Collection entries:
--- start ---

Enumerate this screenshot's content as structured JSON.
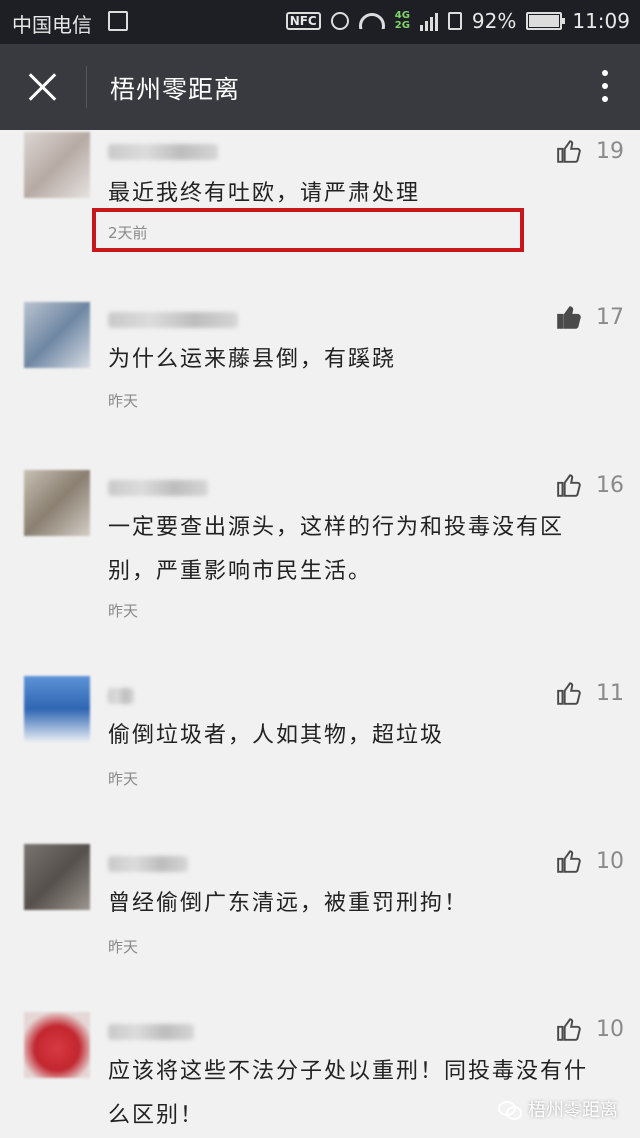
{
  "status_bar": {
    "carrier": "中国电信",
    "nfc": "NFC",
    "network_top": "4G",
    "network_bottom": "2G",
    "battery": "92%",
    "time": "11:09"
  },
  "nav": {
    "title": "梧州零距离"
  },
  "comments": [
    {
      "text": "最近我终有吐欧，请严肃处理",
      "time": "2天前",
      "likes": "19",
      "avatar_color": "#cfc6c2"
    },
    {
      "text": "为什么运来藤县倒，有蹊跷",
      "time": "昨天",
      "likes": "17",
      "avatar_color": "#8f9aa8",
      "highlighted": true
    },
    {
      "text": "一定要查出源头，这样的行为和投毒没有区别，严重影响市民生活。",
      "time": "昨天",
      "likes": "16",
      "avatar_color": "#a39a8a"
    },
    {
      "text": "偷倒垃圾者，人如其物，超垃圾",
      "time": "昨天",
      "likes": "11",
      "avatar_color": "#3f78c5"
    },
    {
      "text": "曾经偷倒广东清远，被重罚刑拘！",
      "time": "昨天",
      "likes": "10",
      "avatar_color": "#6d6863"
    },
    {
      "text": "应该将这些不法分子处以重刑！同投毒没有什么区别！",
      "time": "",
      "likes": "10",
      "avatar_color": "#c9333c"
    }
  ],
  "watermark": "梧州零距离",
  "icons": [
    "close-icon",
    "more-icon",
    "thumbs-up-icon",
    "alarm-icon",
    "wifi-icon",
    "battery-icon",
    "wechat-icon"
  ]
}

--- end ---

- Instructions to follow:
Gather each line of the listing that holds the string "likes".

- Full output:
      "likes": "19",
      "likes": "17",
      "likes": "16",
      "likes": "11",
      "likes": "10",
      "likes": "10",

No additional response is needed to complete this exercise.